TASK STATEMENT — Write out the listing exactly as it is given.

EXTRACTED INFORMATION —
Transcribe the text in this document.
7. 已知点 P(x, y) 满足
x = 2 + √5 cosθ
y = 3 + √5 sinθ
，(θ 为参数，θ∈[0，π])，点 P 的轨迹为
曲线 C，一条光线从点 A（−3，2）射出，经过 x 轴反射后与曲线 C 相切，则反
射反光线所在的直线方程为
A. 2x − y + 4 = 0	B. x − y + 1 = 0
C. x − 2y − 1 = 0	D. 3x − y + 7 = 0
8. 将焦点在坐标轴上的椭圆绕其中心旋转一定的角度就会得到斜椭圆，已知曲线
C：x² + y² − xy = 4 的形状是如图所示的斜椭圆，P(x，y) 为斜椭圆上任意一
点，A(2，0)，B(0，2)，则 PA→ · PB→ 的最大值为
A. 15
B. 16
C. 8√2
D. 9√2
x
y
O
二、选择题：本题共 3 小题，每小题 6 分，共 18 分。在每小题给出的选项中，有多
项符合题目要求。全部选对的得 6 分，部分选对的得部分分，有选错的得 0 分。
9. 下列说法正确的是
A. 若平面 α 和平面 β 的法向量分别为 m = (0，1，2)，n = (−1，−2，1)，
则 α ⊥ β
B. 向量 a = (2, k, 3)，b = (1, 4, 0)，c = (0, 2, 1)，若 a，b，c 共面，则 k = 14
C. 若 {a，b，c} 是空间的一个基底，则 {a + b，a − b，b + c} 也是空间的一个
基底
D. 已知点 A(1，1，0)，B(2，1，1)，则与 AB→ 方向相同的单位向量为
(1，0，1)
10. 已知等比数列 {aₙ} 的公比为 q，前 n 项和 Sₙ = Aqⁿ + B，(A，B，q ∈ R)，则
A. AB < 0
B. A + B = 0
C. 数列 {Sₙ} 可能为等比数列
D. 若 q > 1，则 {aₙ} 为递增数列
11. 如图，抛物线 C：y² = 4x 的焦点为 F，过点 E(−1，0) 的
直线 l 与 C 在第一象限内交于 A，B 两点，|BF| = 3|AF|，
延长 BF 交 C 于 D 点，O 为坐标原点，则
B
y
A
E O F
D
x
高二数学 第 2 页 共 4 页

WRITTEN ANSWER —
Transcribe the text in this document.
7. 已知点 P(x, y) 满足
x = 2 + √5 cosθ
y = 3 + √5 sinθ
，(θ 为参数，θ∈[0，π])，点 P 的轨迹为
曲线 C，一条光线从点 A（−3，2）射出，经过 x 轴反射后与曲线 C 相切，则反
射反光线所在的直线方程为
A. 2x − y + 4 = 0	B. x − y + 1 = 0
C. x − 2y − 1 = 0	D. 3x − y + 7 = 0
8. 将焦点在坐标轴上的椭圆绕其中心旋转一定的角度就会得到斜椭圆，已知曲线
C：x² + y² − xy = 4 的形状是如图所示的斜椭圆，P(x，y) 为斜椭圆上任意一
点，A(2，0)，B(0，2)，则 PA→ · PB→ 的最大值为
A. 15
B. 16
C. 8√2
D. 9√2
x
y
O
二、选择题：本题共 3 小题，每小题 6 分，共 18 分。在每小题给出的选项中，有多
项符合题目要求。全部选对的得 6 分，部分选对的得部分分，有选错的得 0 分。
9. 下列说法正确的是
A. 若平面 α 和平面 β 的法向量分别为 m = (0，1，2)，n = (−1，−2，1)，
则 α ⊥ β
B. 向量 a = (2, k, 3)，b = (1, 4, 0)，c = (0, 2, 1)，若 a，b，c 共面，则 k = 14
C. 若 {a，b，c} 是空间的一个基底，则 {a + b，a − b，b + c} 也是空间的一个
基底
D. 已知点 A(1，1，0)，B(2，1，1)，则与 AB→ 方向相同的单位向量为
(1，0，1)
10. 已知等比数列 {aₙ} 的公比为 q，前 n 项和 Sₙ = Aqⁿ + B，(A，B，q ∈ R)，则
A. AB < 0
B. A + B = 0
C. 数列 {Sₙ} 可能为等比数列
D. 若 q > 1，则 {aₙ} 为递增数列
11. 如图，抛物线 C：y² = 4x 的焦点为 F，过点 E(−1，0) 的
直线 l 与 C 在第一象限内交于 A，B 两点，|BF| = 3|AF|，
延长 BF 交 C 于 D 点，O 为坐标原点，则
B
y
A
E O F
D
x
高二数学 第 2 页 共 4 页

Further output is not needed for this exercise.